Written request => Scan the records below for the word "аудитории" and give only the number of lines that hold it.

Data provided =>
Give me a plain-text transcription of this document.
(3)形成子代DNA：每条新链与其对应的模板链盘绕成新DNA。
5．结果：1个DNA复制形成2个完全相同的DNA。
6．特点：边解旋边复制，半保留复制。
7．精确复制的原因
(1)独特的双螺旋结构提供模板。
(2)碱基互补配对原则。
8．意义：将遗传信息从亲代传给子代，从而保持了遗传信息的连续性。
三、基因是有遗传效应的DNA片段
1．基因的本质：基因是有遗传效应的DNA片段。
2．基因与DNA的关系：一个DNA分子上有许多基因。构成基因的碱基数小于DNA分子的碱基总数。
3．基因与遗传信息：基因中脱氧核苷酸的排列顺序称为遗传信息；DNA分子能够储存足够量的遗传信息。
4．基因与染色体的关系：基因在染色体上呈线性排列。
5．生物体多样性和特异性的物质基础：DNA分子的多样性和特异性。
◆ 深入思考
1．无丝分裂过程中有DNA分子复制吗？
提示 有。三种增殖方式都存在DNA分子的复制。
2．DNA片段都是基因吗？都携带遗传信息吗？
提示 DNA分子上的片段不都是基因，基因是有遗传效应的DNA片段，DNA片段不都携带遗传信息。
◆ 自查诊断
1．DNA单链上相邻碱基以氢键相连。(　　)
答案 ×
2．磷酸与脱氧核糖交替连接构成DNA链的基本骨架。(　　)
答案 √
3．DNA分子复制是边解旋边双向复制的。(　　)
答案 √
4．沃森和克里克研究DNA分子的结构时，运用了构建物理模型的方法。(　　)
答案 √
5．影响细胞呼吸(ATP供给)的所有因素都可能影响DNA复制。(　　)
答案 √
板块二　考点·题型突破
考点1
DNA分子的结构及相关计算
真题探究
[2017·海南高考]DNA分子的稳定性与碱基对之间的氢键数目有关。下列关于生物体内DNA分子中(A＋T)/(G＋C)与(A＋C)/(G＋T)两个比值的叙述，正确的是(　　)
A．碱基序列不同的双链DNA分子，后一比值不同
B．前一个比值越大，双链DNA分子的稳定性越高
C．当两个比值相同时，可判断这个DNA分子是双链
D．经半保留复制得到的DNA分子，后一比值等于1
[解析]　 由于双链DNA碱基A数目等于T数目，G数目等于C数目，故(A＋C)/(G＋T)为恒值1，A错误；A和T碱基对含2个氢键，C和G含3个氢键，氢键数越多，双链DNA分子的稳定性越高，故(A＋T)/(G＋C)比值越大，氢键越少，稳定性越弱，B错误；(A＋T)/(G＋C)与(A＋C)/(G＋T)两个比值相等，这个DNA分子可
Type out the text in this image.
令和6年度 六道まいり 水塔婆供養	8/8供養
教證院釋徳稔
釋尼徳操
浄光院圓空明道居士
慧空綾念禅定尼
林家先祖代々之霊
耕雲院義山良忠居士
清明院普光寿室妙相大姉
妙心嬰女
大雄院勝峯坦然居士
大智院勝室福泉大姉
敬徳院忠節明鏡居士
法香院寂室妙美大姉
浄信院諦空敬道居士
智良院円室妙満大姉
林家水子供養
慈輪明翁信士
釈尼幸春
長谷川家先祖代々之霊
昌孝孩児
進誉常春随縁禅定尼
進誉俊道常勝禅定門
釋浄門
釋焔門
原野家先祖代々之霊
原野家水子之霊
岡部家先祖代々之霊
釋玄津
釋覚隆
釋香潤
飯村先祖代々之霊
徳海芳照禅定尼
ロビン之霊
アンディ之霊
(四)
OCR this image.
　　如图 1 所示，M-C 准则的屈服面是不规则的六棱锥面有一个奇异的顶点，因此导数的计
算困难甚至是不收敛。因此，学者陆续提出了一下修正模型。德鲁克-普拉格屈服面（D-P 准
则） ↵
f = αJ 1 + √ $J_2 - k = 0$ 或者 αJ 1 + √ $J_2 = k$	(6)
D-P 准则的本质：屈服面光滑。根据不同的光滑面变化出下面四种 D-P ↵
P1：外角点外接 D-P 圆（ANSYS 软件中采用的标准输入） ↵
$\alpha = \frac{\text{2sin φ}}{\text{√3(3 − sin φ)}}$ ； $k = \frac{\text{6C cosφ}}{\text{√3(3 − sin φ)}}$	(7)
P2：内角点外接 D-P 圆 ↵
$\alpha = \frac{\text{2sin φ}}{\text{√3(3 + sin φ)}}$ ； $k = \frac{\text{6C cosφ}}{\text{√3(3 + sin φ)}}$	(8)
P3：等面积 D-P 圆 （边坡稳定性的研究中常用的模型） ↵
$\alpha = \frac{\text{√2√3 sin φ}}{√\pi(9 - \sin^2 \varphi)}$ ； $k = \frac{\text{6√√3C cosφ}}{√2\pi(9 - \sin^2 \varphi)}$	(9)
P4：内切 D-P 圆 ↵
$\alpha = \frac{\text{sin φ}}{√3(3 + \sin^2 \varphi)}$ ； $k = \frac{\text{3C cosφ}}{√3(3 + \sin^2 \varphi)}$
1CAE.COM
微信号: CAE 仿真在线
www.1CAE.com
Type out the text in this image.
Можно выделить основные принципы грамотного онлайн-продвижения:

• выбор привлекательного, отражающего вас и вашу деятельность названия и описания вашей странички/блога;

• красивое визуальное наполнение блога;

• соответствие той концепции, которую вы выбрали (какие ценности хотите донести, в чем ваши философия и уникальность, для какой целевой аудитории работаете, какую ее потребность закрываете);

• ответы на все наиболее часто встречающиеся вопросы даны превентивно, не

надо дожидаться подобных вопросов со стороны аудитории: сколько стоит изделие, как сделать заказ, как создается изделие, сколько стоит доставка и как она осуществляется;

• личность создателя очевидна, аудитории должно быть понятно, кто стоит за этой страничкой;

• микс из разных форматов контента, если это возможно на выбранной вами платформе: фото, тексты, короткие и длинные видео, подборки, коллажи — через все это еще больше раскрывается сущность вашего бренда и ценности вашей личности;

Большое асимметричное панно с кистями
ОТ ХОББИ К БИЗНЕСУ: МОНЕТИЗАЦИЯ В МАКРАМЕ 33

Right answer => 3